▶ **DESCRIPTION OF THE TASK**
Write out the material below again, unchanged.
-- START --
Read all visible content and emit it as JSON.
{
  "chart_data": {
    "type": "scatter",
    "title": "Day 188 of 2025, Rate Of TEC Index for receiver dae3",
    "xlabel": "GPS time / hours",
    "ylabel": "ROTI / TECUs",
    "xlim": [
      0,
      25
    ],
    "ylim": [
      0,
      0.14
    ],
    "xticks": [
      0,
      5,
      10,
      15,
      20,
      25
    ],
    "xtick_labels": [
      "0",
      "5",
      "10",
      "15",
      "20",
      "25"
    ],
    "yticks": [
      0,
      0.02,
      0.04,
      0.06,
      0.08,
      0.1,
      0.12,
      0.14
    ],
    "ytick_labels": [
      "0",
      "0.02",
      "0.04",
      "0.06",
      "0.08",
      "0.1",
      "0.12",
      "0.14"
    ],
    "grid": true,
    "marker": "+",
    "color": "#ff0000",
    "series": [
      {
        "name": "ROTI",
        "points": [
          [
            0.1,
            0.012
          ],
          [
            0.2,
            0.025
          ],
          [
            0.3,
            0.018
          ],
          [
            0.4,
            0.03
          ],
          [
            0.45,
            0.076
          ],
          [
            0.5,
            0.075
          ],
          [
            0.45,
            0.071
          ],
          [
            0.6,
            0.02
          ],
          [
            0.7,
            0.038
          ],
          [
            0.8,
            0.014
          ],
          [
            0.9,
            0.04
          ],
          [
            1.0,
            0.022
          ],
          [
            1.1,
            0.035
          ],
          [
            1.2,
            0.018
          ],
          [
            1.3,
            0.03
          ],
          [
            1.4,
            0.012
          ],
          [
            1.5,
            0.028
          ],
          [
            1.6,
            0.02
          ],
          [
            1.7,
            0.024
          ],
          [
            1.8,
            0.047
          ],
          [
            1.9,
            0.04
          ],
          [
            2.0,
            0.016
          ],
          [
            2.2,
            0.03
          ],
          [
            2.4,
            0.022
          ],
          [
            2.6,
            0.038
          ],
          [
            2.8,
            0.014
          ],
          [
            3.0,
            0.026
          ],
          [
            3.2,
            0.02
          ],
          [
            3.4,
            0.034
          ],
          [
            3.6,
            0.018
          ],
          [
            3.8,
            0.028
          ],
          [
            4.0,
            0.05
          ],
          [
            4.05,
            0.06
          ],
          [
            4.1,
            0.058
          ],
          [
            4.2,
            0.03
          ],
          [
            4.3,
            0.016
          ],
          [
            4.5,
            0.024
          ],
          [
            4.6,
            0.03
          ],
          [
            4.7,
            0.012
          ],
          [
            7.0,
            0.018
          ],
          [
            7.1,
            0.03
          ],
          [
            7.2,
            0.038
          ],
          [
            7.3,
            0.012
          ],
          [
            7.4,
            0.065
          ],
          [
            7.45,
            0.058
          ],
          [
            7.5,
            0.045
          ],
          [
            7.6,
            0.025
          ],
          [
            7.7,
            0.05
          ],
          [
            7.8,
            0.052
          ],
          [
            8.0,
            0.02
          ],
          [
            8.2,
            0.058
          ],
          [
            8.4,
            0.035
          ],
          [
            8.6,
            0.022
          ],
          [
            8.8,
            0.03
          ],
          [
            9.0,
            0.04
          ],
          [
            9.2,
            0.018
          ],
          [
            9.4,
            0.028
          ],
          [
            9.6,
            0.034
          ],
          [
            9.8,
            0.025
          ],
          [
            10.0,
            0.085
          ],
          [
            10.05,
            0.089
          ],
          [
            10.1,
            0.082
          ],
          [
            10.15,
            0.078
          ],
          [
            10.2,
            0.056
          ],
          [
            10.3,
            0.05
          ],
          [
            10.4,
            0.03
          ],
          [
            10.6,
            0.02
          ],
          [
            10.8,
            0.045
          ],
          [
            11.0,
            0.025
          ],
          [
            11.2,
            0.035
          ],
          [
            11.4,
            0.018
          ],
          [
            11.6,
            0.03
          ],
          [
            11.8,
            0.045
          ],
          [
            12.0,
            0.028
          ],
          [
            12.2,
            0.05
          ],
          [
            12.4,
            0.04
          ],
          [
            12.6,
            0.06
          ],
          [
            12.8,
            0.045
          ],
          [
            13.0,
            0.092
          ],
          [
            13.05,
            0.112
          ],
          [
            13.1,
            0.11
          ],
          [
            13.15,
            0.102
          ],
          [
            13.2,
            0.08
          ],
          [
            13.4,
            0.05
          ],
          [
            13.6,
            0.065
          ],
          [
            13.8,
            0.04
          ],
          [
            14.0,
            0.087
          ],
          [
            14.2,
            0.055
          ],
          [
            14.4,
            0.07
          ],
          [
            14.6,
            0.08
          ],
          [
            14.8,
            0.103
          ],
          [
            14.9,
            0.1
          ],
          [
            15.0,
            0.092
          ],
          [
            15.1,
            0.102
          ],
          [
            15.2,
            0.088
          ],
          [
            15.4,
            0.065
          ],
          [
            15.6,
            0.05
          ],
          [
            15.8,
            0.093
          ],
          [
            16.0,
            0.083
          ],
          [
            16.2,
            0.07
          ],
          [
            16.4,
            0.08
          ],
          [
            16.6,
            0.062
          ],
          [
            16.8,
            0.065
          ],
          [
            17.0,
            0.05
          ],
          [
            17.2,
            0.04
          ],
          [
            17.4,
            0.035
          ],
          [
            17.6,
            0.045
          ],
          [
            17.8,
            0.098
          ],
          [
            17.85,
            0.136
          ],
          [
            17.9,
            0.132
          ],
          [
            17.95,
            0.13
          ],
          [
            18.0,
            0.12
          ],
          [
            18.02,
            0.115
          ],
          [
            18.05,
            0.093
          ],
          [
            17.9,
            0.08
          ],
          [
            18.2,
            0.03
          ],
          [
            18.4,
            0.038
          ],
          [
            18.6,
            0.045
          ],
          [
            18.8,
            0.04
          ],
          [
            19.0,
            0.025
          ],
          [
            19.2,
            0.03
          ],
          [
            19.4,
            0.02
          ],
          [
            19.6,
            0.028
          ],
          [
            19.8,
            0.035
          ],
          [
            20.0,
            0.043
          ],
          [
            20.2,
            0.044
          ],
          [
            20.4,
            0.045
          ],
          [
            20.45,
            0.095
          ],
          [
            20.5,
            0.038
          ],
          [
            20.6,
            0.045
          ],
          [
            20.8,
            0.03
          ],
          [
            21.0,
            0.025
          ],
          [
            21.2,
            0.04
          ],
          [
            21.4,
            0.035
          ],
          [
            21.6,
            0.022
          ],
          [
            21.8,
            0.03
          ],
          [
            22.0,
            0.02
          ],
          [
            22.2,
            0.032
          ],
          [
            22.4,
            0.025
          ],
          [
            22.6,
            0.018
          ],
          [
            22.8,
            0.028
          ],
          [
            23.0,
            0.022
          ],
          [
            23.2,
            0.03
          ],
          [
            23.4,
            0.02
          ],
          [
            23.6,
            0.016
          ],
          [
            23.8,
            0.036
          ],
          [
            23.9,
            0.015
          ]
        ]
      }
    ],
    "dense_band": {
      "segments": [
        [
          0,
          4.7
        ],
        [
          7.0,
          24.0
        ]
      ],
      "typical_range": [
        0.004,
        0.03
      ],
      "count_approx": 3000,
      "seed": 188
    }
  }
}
-- END --
▶ **REPLY TO THE TASK**
Read all visible content and emit it as JSON.
{
  "chart_data": {
    "type": "scatter",
    "title": "Day 188 of 2025, Rate Of TEC Index for receiver dae3",
    "xlabel": "GPS time / hours",
    "ylabel": "ROTI / TECUs",
    "xlim": [
      0,
      25
    ],
    "ylim": [
      0,
      0.14
    ],
    "xticks": [
      0,
      5,
      10,
      15,
      20,
      25
    ],
    "xtick_labels": [
      "0",
      "5",
      "10",
      "15",
      "20",
      "25"
    ],
    "yticks": [
      0,
      0.02,
      0.04,
      0.06,
      0.08,
      0.1,
      0.12,
      0.14
    ],
    "ytick_labels": [
      "0",
      "0.02",
      "0.04",
      "0.06",
      "0.08",
      "0.1",
      "0.12",
      "0.14"
    ],
    "grid": true,
    "marker": "+",
    "color": "#ff0000",
    "series": [
      {
        "name": "ROTI",
        "points": [
          [
            0.1,
            0.012
          ],
          [
            0.2,
            0.025
          ],
          [
            0.3,
            0.018
          ],
          [
            0.4,
            0.03
          ],
          [
            0.45,
            0.076
          ],
          [
            0.5,
            0.075
          ],
          [
            0.45,
            0.071
          ],
          [
            0.6,
            0.02
          ],
          [
            0.7,
            0.038
          ],
          [
            0.8,
            0.014
          ],
          [
            0.9,
            0.04
          ],
          [
            1.0,
            0.022
          ],
          [
            1.1,
            0.035
          ],
          [
            1.2,
            0.018
          ],
          [
            1.3,
            0.03
          ],
          [
            1.4,
            0.012
          ],
          [
            1.5,
            0.028
          ],
          [
            1.6,
            0.02
          ],
          [
            1.7,
            0.024
          ],
          [
            1.8,
            0.047
          ],
          [
            1.9,
            0.04
          ],
          [
            2.0,
            0.016
          ],
          [
            2.2,
            0.03
          ],
          [
            2.4,
            0.022
          ],
          [
            2.6,
            0.038
          ],
          [
            2.8,
            0.014
          ],
          [
            3.0,
            0.026
          ],
          [
            3.2,
            0.02
          ],
          [
            3.4,
            0.034
          ],
          [
            3.6,
            0.018
          ],
          [
            3.8,
            0.028
          ],
          [
            4.0,
            0.05
          ],
          [
            4.05,
            0.06
          ],
          [
            4.1,
            0.058
          ],
          [
            4.2,
            0.03
          ],
          [
            4.3,
            0.016
          ],
          [
            4.5,
            0.024
          ],
          [
            4.6,
            0.03
          ],
          [
            4.7,
            0.012
          ],
          [
            7.0,
            0.018
          ],
          [
            7.1,
            0.03
          ],
          [
            7.2,
            0.038
          ],
          [
            7.3,
            0.012
          ],
          [
            7.4,
            0.065
          ],
          [
            7.45,
            0.058
          ],
          [
            7.5,
            0.045
          ],
          [
            7.6,
            0.025
          ],
          [
            7.7,
            0.05
          ],
          [
            7.8,
            0.052
          ],
          [
            8.0,
            0.02
          ],
          [
            8.2,
            0.058
          ],
          [
            8.4,
            0.035
          ],
          [
            8.6,
            0.022
          ],
          [
            8.8,
            0.03
          ],
          [
            9.0,
            0.04
          ],
          [
            9.2,
            0.018
          ],
          [
            9.4,
            0.028
          ],
          [
            9.6,
            0.034
          ],
          [
            9.8,
            0.025
          ],
          [
            10.0,
            0.085
          ],
          [
            10.05,
            0.089
          ],
          [
            10.1,
            0.082
          ],
          [
            10.15,
            0.078
          ],
          [
            10.2,
            0.056
          ],
          [
            10.3,
            0.05
          ],
          [
            10.4,
            0.03
          ],
          [
            10.6,
            0.02
          ],
          [
            10.8,
            0.045
          ],
          [
            11.0,
            0.025
          ],
          [
            11.2,
            0.035
          ],
          [
            11.4,
            0.018
          ],
          [
            11.6,
            0.03
          ],
          [
            11.8,
            0.045
          ],
          [
            12.0,
            0.028
          ],
          [
            12.2,
            0.05
          ],
          [
            12.4,
            0.04
          ],
          [
            12.6,
            0.06
          ],
          [
            12.8,
            0.045
          ],
          [
            13.0,
            0.092
          ],
          [
            13.05,
            0.112
          ],
          [
            13.1,
            0.11
          ],
          [
            13.15,
            0.102
          ],
          [
            13.2,
            0.08
          ],
          [
            13.4,
            0.05
          ],
          [
            13.6,
            0.065
          ],
          [
            13.8,
            0.04
          ],
          [
            14.0,
            0.087
          ],
          [
            14.2,
            0.055
          ],
          [
            14.4,
            0.07
          ],
          [
            14.6,
            0.08
          ],
          [
            14.8,
            0.103
          ],
          [
            14.9,
            0.1
          ],
          [
            15.0,
            0.092
          ],
          [
            15.1,
            0.102
          ],
          [
            15.2,
            0.088
          ],
          [
            15.4,
            0.065
          ],
          [
            15.6,
            0.05
          ],
          [
            15.8,
            0.093
          ],
          [
            16.0,
            0.083
          ],
          [
            16.2,
            0.07
          ],
          [
            16.4,
            0.08
          ],
          [
            16.6,
            0.062
          ],
          [
            16.8,
            0.065
          ],
          [
            17.0,
            0.05
          ],
          [
            17.2,
            0.04
          ],
          [
            17.4,
            0.035
          ],
          [
            17.6,
            0.045
          ],
          [
            17.8,
            0.098
          ],
          [
            17.85,
            0.136
          ],
          [
            17.9,
            0.132
          ],
          [
            17.95,
            0.13
          ],
          [
            18.0,
            0.12
          ],
          [
            18.02,
            0.115
          ],
          [
            18.05,
            0.093
          ],
          [
            17.9,
            0.08
          ],
          [
            18.2,
            0.03
          ],
          [
            18.4,
            0.038
          ],
          [
            18.6,
            0.045
          ],
          [
            18.8,
            0.04
          ],
          [
            19.0,
            0.025
          ],
          [
            19.2,
            0.03
          ],
          [
            19.4,
            0.02
          ],
          [
            19.6,
            0.028
          ],
          [
            19.8,
            0.035
          ],
          [
            20.0,
            0.043
          ],
          [
            20.2,
            0.044
          ],
          [
            20.4,
            0.045
          ],
          [
            20.45,
            0.095
          ],
          [
            20.5,
            0.038
          ],
          [
            20.6,
            0.045
          ],
          [
            20.8,
            0.03
          ],
          [
            21.0,
            0.025
          ],
          [
            21.2,
            0.04
          ],
          [
            21.4,
            0.035
          ],
          [
            21.6,
            0.022
          ],
          [
            21.8,
            0.03
          ],
          [
            22.0,
            0.02
          ],
          [
            22.2,
            0.032
          ],
          [
            22.4,
            0.025
          ],
          [
            22.6,
            0.018
          ],
          [
            22.8,
            0.028
          ],
          [
            23.0,
            0.022
          ],
          [
            23.2,
            0.03
          ],
          [
            23.4,
            0.02
          ],
          [
            23.6,
            0.016
          ],
          [
            23.8,
            0.036
          ],
          [
            23.9,
            0.015
          ]
        ]
      }
    ],
    "dense_band": {
      "segments": [
        [
          0,
          4.7
        ],
        [
          7.0,
          24.0
        ]
      ],
      "typical_range": [
        0.004,
        0.03
      ],
      "count_approx": 3000,
      "seed": 188
    }
  }
}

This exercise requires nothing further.